▶ WORK TO DO
Pick out all lines with the word "requirements" from the records that follow.

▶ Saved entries
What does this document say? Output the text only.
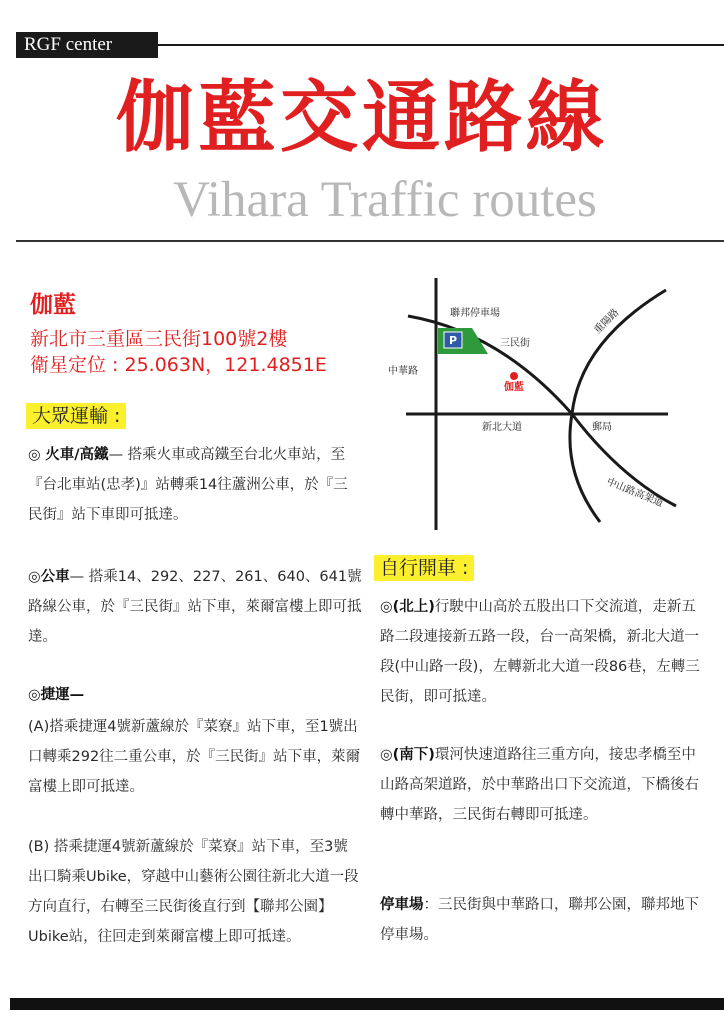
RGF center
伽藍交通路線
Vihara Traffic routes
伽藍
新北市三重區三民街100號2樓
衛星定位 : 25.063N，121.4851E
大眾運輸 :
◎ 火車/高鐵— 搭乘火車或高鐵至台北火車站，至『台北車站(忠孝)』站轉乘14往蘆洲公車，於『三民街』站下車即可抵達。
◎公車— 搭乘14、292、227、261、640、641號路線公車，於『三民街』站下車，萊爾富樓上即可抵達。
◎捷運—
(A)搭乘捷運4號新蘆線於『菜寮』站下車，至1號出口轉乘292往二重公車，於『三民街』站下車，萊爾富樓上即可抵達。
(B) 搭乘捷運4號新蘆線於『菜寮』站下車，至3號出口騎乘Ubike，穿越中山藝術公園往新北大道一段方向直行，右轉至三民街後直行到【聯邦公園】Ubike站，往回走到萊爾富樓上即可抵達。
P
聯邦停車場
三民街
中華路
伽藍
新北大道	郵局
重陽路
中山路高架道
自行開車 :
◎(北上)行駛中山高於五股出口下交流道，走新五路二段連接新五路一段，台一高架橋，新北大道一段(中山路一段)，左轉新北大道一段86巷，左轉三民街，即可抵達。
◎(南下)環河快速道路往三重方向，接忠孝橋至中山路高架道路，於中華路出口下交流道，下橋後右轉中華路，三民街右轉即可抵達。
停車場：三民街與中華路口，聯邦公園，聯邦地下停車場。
* * *
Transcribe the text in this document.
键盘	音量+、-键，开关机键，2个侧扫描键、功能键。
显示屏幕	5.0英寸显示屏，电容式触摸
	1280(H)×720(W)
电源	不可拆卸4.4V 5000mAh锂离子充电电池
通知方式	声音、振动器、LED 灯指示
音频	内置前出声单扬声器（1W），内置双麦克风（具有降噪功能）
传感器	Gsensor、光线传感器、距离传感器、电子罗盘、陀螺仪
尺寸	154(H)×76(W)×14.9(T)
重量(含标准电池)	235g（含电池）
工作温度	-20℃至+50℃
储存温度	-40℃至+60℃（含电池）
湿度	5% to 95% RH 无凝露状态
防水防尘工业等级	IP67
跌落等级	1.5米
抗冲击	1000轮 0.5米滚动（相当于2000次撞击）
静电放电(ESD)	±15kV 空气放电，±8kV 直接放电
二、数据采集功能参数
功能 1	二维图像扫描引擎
--
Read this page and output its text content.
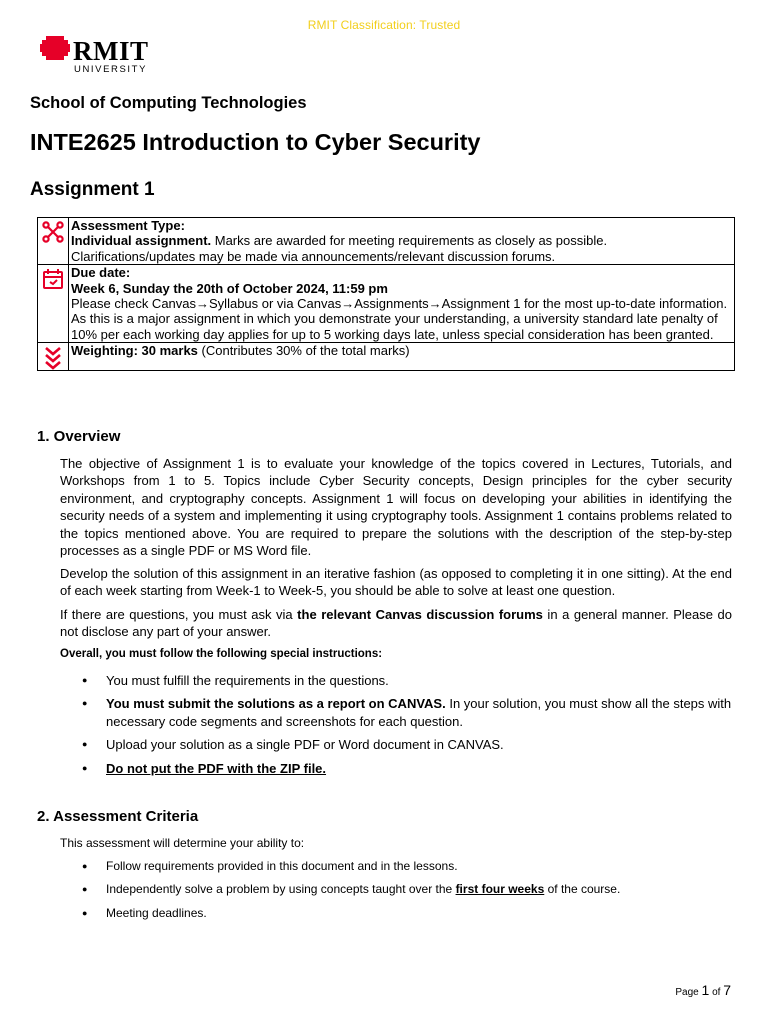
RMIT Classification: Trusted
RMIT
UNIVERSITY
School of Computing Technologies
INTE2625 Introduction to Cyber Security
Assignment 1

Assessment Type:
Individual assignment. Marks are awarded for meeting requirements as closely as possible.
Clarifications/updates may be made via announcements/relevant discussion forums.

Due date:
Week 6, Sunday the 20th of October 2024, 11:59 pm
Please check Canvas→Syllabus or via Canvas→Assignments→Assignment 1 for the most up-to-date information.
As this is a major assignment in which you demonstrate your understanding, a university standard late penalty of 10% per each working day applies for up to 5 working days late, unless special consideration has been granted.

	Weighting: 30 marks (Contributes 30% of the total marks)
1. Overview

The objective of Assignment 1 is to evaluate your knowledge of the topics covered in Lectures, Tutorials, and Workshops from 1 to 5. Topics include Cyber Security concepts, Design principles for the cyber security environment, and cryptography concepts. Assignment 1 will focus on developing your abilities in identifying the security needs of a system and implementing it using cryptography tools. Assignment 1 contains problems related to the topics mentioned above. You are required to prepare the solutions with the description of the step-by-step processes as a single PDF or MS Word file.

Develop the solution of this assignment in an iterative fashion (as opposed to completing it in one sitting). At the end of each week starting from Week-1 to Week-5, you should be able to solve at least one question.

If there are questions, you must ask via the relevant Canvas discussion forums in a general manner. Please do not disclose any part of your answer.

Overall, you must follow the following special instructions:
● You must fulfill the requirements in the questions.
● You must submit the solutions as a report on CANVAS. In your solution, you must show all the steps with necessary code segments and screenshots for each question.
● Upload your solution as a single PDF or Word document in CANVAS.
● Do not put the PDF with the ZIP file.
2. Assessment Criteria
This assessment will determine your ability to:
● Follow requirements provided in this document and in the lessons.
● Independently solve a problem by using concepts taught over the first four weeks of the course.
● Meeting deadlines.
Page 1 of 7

▶ ANSWER TO THIS EXERCISE
Individual assignment. Marks are awarded for meeting requirements as closely as possible.
● You must fulfill the requirements in the questions.
● Follow requirements provided in this document and in the lessons.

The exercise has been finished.